[Saved data entries]
◆ ◆ ◆
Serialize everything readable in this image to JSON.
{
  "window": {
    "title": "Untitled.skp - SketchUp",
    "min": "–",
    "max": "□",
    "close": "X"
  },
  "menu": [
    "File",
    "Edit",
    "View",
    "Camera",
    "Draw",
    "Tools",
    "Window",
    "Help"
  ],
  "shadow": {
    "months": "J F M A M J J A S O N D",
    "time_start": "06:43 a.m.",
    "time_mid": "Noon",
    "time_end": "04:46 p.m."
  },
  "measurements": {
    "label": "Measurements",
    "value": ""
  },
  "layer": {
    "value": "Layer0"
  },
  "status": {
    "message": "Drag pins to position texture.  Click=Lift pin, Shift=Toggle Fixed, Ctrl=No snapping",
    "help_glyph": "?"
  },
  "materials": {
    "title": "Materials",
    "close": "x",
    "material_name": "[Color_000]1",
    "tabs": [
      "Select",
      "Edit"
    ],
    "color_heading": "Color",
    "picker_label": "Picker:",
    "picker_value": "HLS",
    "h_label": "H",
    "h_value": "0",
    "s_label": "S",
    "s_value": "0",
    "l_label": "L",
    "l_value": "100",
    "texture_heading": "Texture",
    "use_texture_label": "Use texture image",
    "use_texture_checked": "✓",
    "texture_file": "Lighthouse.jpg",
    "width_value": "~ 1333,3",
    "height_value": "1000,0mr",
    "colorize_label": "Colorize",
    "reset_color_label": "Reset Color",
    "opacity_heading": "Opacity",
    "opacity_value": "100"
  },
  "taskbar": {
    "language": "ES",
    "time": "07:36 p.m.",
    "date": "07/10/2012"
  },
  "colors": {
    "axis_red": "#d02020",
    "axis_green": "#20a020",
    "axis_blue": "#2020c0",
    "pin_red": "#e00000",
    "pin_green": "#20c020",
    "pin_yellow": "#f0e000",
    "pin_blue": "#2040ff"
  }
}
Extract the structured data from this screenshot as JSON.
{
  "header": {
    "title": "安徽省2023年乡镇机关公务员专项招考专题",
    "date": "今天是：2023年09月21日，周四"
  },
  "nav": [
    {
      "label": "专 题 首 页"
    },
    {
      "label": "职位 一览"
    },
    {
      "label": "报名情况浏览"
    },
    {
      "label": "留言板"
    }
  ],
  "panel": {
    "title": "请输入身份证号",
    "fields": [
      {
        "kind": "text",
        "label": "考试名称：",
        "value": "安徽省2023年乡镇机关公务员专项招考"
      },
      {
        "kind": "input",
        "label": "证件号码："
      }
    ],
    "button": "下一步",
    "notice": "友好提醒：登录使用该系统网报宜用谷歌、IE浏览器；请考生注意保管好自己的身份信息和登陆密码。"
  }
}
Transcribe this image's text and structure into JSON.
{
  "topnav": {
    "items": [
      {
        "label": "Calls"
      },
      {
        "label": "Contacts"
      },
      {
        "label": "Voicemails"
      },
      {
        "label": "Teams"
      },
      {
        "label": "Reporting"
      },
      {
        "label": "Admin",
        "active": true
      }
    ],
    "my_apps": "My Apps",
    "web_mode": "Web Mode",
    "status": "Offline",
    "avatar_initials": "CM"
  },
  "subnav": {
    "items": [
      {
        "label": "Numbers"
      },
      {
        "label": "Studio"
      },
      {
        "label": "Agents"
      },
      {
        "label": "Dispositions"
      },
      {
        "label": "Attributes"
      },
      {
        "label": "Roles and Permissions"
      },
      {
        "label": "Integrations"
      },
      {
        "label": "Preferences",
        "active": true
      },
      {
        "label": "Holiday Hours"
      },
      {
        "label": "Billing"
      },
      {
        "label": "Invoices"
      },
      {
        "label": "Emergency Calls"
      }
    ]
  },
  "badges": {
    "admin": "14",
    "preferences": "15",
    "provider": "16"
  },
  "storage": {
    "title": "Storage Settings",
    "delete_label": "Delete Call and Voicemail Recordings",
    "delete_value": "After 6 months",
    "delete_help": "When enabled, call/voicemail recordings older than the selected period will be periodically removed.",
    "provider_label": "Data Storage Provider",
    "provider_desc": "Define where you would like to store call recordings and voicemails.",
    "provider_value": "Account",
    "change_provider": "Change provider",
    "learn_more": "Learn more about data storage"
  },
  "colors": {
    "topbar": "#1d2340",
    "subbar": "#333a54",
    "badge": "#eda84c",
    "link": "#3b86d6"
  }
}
◆ ◆ ◆
*Set exercise*.
Output each record exactly, leaving nothing out.

*In response*.
Serialize everything readable in this image to JSON.
{
  "window": {
    "title": "Untitled.skp - SketchUp",
    "min": "–",
    "max": "□",
    "close": "X"
  },
  "menu": [
    "File",
    "Edit",
    "View",
    "Camera",
    "Draw",
    "Tools",
    "Window",
    "Help"
  ],
  "shadow": {
    "months": "J F M A M J J A S O N D",
    "time_start": "06:43 a.m.",
    "time_mid": "Noon",
    "time_end": "04:46 p.m."
  },
  "measurements": {
    "label": "Measurements",
    "value": ""
  },
  "layer": {
    "value": "Layer0"
  },
  "status": {
    "message": "Drag pins to position texture.  Click=Lift pin, Shift=Toggle Fixed, Ctrl=No snapping",
    "help_glyph": "?"
  },
  "materials": {
    "title": "Materials",
    "close": "x",
    "material_name": "[Color_000]1",
    "tabs": [
      "Select",
      "Edit"
    ],
    "color_heading": "Color",
    "picker_label": "Picker:",
    "picker_value": "HLS",
    "h_label": "H",
    "h_value": "0",
    "s_label": "S",
    "s_value": "0",
    "l_label": "L",
    "l_value": "100",
    "texture_heading": "Texture",
    "use_texture_label": "Use texture image",
    "use_texture_checked": "✓",
    "texture_file": "Lighthouse.jpg",
    "width_value": "~ 1333,3",
    "height_value": "1000,0mr",
    "colorize_label": "Colorize",
    "reset_color_label": "Reset Color",
    "opacity_heading": "Opacity",
    "opacity_value": "100"
  },
  "taskbar": {
    "language": "ES",
    "time": "07:36 p.m.",
    "date": "07/10/2012"
  },
  "colors": {
    "axis_red": "#d02020",
    "axis_green": "#20a020",
    "axis_blue": "#2020c0",
    "pin_red": "#e00000",
    "pin_green": "#20c020",
    "pin_yellow": "#f0e000",
    "pin_blue": "#2040ff"
  }
}
Extract the structured data from this screenshot as JSON.
{
  "header": {
    "title": "安徽省2023年乡镇机关公务员专项招考专题",
    "date": "今天是：2023年09月21日，周四"
  },
  "nav": [
    {
      "label": "专 题 首 页"
    },
    {
      "label": "职位 一览"
    },
    {
      "label": "报名情况浏览"
    },
    {
      "label": "留言板"
    }
  ],
  "panel": {
    "title": "请输入身份证号",
    "fields": [
      {
        "kind": "text",
        "label": "考试名称：",
        "value": "安徽省2023年乡镇机关公务员专项招考"
      },
      {
        "kind": "input",
        "label": "证件号码："
      }
    ],
    "button": "下一步",
    "notice": "友好提醒：登录使用该系统网报宜用谷歌、IE浏览器；请考生注意保管好自己的身份信息和登陆密码。"
  }
}
Transcribe this image's text and structure into JSON.
{
  "topnav": {
    "items": [
      {
        "label": "Calls"
      },
      {
        "label": "Contacts"
      },
      {
        "label": "Voicemails"
      },
      {
        "label": "Teams"
      },
      {
        "label": "Reporting"
      },
      {
        "label": "Admin",
        "active": true
      }
    ],
    "my_apps": "My Apps",
    "web_mode": "Web Mode",
    "status": "Offline",
    "avatar_initials": "CM"
  },
  "subnav": {
    "items": [
      {
        "label": "Numbers"
      },
      {
        "label": "Studio"
      },
      {
        "label": "Agents"
      },
      {
        "label": "Dispositions"
      },
      {
        "label": "Attributes"
      },
      {
        "label": "Roles and Permissions"
      },
      {
        "label": "Integrations"
      },
      {
        "label": "Preferences",
        "active": true
      },
      {
        "label": "Holiday Hours"
      },
      {
        "label": "Billing"
      },
      {
        "label": "Invoices"
      },
      {
        "label": "Emergency Calls"
      }
    ]
  },
  "badges": {
    "admin": "14",
    "preferences": "15",
    "provider": "16"
  },
  "storage": {
    "title": "Storage Settings",
    "delete_label": "Delete Call and Voicemail Recordings",
    "delete_value": "After 6 months",
    "delete_help": "When enabled, call/voicemail recordings older than the selected period will be periodically removed.",
    "provider_label": "Data Storage Provider",
    "provider_desc": "Define where you would like to store call recordings and voicemails.",
    "provider_value": "Account",
    "change_provider": "Change provider",
    "learn_more": "Learn more about data storage"
  },
  "colors": {
    "topbar": "#1d2340",
    "subbar": "#333a54",
    "badge": "#eda84c",
    "link": "#3b86d6"
  }
}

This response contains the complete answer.